Given task:
Count how many lines mention the word "name". Write that number alone.

**********

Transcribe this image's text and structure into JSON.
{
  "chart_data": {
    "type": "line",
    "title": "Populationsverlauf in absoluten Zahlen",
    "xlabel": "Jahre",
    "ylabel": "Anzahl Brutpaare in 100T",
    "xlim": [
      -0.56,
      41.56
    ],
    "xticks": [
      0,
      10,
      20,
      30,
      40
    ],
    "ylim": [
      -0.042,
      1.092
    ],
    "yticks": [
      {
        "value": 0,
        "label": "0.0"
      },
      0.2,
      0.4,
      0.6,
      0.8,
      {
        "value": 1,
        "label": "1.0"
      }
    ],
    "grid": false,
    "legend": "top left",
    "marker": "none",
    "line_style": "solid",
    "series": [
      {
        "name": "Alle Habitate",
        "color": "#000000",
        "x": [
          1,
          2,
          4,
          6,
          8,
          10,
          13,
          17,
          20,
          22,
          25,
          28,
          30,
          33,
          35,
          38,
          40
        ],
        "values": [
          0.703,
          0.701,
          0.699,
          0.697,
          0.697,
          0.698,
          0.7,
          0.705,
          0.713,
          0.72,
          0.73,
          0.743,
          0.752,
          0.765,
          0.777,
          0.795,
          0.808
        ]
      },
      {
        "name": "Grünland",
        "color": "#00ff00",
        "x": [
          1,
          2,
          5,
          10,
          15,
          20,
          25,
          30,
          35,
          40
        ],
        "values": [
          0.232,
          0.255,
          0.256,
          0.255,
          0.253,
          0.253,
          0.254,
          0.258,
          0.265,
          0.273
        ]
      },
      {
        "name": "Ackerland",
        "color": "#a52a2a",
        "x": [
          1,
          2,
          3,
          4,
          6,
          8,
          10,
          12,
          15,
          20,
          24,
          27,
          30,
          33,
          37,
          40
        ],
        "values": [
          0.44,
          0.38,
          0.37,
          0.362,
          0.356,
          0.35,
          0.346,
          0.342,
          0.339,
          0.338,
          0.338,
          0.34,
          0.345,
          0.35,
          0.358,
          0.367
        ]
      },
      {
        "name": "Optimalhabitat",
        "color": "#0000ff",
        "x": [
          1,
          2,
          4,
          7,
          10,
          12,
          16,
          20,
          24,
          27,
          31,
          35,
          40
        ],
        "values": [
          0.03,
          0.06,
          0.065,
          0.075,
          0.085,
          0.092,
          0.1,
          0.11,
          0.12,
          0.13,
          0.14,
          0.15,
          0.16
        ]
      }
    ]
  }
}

**********

Task answer:
4